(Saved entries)
## START
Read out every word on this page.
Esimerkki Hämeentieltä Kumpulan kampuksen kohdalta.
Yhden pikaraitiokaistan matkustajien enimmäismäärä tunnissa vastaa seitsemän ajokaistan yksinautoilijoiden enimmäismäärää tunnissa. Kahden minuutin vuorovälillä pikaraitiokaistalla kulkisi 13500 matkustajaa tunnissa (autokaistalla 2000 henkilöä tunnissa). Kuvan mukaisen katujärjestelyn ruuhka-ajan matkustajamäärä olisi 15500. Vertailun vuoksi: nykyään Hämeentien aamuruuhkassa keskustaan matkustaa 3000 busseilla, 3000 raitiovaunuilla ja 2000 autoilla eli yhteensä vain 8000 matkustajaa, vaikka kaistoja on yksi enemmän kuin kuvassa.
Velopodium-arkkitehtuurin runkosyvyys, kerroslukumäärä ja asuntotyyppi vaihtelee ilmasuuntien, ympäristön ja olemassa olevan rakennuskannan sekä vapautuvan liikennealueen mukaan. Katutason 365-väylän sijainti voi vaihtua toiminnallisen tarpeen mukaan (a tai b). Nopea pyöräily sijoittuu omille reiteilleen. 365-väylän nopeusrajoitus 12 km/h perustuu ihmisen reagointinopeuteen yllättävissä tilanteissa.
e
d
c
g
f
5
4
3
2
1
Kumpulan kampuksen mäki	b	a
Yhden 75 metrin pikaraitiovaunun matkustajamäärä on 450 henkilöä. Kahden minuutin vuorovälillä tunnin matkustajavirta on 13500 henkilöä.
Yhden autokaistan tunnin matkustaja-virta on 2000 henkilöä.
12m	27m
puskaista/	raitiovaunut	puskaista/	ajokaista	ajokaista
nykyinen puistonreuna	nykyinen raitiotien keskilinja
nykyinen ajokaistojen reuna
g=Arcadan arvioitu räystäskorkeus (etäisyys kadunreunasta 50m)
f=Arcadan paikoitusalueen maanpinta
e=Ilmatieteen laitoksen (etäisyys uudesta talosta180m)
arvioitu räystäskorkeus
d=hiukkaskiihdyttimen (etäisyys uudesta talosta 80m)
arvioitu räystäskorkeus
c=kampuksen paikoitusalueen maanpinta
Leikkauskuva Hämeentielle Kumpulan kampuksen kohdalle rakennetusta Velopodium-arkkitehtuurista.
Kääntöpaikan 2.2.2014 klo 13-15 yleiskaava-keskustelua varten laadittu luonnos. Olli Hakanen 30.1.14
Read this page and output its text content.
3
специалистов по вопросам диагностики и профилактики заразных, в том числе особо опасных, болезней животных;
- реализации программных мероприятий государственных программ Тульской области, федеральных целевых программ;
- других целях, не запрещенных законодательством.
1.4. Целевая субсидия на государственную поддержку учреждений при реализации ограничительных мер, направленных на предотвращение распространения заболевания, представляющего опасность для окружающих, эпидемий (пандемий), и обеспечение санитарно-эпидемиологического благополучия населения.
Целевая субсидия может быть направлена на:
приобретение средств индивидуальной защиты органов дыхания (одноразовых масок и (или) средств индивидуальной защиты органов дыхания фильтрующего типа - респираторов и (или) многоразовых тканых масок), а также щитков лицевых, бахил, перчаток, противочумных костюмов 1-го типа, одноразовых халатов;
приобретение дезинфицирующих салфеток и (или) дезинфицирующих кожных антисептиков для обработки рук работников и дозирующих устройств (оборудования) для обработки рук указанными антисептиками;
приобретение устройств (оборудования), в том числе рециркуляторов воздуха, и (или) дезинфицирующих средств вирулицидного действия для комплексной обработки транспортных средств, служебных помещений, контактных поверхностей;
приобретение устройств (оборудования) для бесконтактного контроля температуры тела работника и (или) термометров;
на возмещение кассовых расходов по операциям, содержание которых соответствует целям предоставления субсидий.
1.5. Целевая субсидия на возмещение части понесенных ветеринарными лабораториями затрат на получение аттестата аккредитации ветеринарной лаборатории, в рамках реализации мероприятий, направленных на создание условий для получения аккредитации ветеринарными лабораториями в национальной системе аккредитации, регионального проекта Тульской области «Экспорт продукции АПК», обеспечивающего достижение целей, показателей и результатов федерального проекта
## END
### PROBLEM TO SOLVE
Print the records once more, exactly as they were given.

### FINAL RESULT
Read out every word on this page.
Esimerkki Hämeentieltä Kumpulan kampuksen kohdalta.
Yhden pikaraitiokaistan matkustajien enimmäismäärä tunnissa vastaa seitsemän ajokaistan yksinautoilijoiden enimmäismäärää tunnissa. Kahden minuutin vuorovälillä pikaraitiokaistalla kulkisi 13500 matkustajaa tunnissa (autokaistalla 2000 henkilöä tunnissa). Kuvan mukaisen katujärjestelyn ruuhka-ajan matkustajamäärä olisi 15500. Vertailun vuoksi: nykyään Hämeentien aamuruuhkassa keskustaan matkustaa 3000 busseilla, 3000 raitiovaunuilla ja 2000 autoilla eli yhteensä vain 8000 matkustajaa, vaikka kaistoja on yksi enemmän kuin kuvassa.
Velopodium-arkkitehtuurin runkosyvyys, kerroslukumäärä ja asuntotyyppi vaihtelee ilmasuuntien, ympäristön ja olemassa olevan rakennuskannan sekä vapautuvan liikennealueen mukaan. Katutason 365-väylän sijainti voi vaihtua toiminnallisen tarpeen mukaan (a tai b). Nopea pyöräily sijoittuu omille reiteilleen. 365-väylän nopeusrajoitus 12 km/h perustuu ihmisen reagointinopeuteen yllättävissä tilanteissa.
e
d
c
g
f
5
4
3
2
1
Kumpulan kampuksen mäki	b	a
Yhden 75 metrin pikaraitiovaunun matkustajamäärä on 450 henkilöä. Kahden minuutin vuorovälillä tunnin matkustajavirta on 13500 henkilöä.
Yhden autokaistan tunnin matkustaja-virta on 2000 henkilöä.
12m	27m
puskaista/	raitiovaunut	puskaista/	ajokaista	ajokaista
nykyinen puistonreuna	nykyinen raitiotien keskilinja
nykyinen ajokaistojen reuna
g=Arcadan arvioitu räystäskorkeus (etäisyys kadunreunasta 50m)
f=Arcadan paikoitusalueen maanpinta
e=Ilmatieteen laitoksen (etäisyys uudesta talosta180m)
arvioitu räystäskorkeus
d=hiukkaskiihdyttimen (etäisyys uudesta talosta 80m)
arvioitu räystäskorkeus
c=kampuksen paikoitusalueen maanpinta
Leikkauskuva Hämeentielle Kumpulan kampuksen kohdalle rakennetusta Velopodium-arkkitehtuurista.
Kääntöpaikan 2.2.2014 klo 13-15 yleiskaava-keskustelua varten laadittu luonnos. Olli Hakanen 30.1.14
Read this page and output its text content.
3
специалистов по вопросам диагностики и профилактики заразных, в том числе особо опасных, болезней животных;
- реализации программных мероприятий государственных программ Тульской области, федеральных целевых программ;
- других целях, не запрещенных законодательством.
1.4. Целевая субсидия на государственную поддержку учреждений при реализации ограничительных мер, направленных на предотвращение распространения заболевания, представляющего опасность для окружающих, эпидемий (пандемий), и обеспечение санитарно-эпидемиологического благополучия населения.
Целевая субсидия может быть направлена на:
приобретение средств индивидуальной защиты органов дыхания (одноразовых масок и (или) средств индивидуальной защиты органов дыхания фильтрующего типа - респираторов и (или) многоразовых тканых масок), а также щитков лицевых, бахил, перчаток, противочумных костюмов 1-го типа, одноразовых халатов;
приобретение дезинфицирующих салфеток и (или) дезинфицирующих кожных антисептиков для обработки рук работников и дозирующих устройств (оборудования) для обработки рук указанными антисептиками;
приобретение устройств (оборудования), в том числе рециркуляторов воздуха, и (или) дезинфицирующих средств вирулицидного действия для комплексной обработки транспортных средств, служебных помещений, контактных поверхностей;
приобретение устройств (оборудования) для бесконтактного контроля температуры тела работника и (или) термометров;
на возмещение кассовых расходов по операциям, содержание которых соответствует целям предоставления субсидий.
1.5. Целевая субсидия на возмещение части понесенных ветеринарными лабораториями затрат на получение аттестата аккредитации ветеринарной лаборатории, в рамках реализации мероприятий, направленных на создание условий для получения аккредитации ветеринарными лабораториями в национальной системе аккредитации, регионального проекта Тульской области «Экспорт продукции АПК», обеспечивающего достижение целей, показателей и результатов федерального проекта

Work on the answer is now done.